* start Material supplied *

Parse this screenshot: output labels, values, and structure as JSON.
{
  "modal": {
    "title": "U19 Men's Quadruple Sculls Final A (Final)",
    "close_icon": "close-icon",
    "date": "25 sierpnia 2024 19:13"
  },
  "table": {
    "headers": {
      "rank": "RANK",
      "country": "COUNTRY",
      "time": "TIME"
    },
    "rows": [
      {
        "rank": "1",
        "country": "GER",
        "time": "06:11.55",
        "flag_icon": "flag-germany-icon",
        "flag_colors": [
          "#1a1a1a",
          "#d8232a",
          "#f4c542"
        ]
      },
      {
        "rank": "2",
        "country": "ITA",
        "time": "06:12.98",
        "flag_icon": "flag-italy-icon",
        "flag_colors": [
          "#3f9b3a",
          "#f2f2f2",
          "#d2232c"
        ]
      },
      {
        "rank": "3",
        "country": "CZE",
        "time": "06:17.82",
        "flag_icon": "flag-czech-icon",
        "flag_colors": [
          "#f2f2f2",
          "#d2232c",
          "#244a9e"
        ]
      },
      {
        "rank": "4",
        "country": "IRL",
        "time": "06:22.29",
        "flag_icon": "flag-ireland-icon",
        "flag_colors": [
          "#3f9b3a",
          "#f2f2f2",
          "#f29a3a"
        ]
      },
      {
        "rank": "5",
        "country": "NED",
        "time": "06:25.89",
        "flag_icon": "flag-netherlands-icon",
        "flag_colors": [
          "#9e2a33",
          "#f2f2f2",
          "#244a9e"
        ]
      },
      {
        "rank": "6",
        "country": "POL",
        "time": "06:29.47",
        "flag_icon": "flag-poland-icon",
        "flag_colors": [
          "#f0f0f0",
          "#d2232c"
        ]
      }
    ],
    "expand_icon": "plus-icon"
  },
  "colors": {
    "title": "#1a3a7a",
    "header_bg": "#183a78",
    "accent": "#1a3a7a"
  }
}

* end Material supplied *

What you will do. Pull out each line of the listing that holds the string "rank".

Solution to this problem.
      "rank": "RANK",
        "rank": "1",
        "rank": "2",
        "rank": "3",
        "rank": "4",
        "rank": "5",
        "rank": "6",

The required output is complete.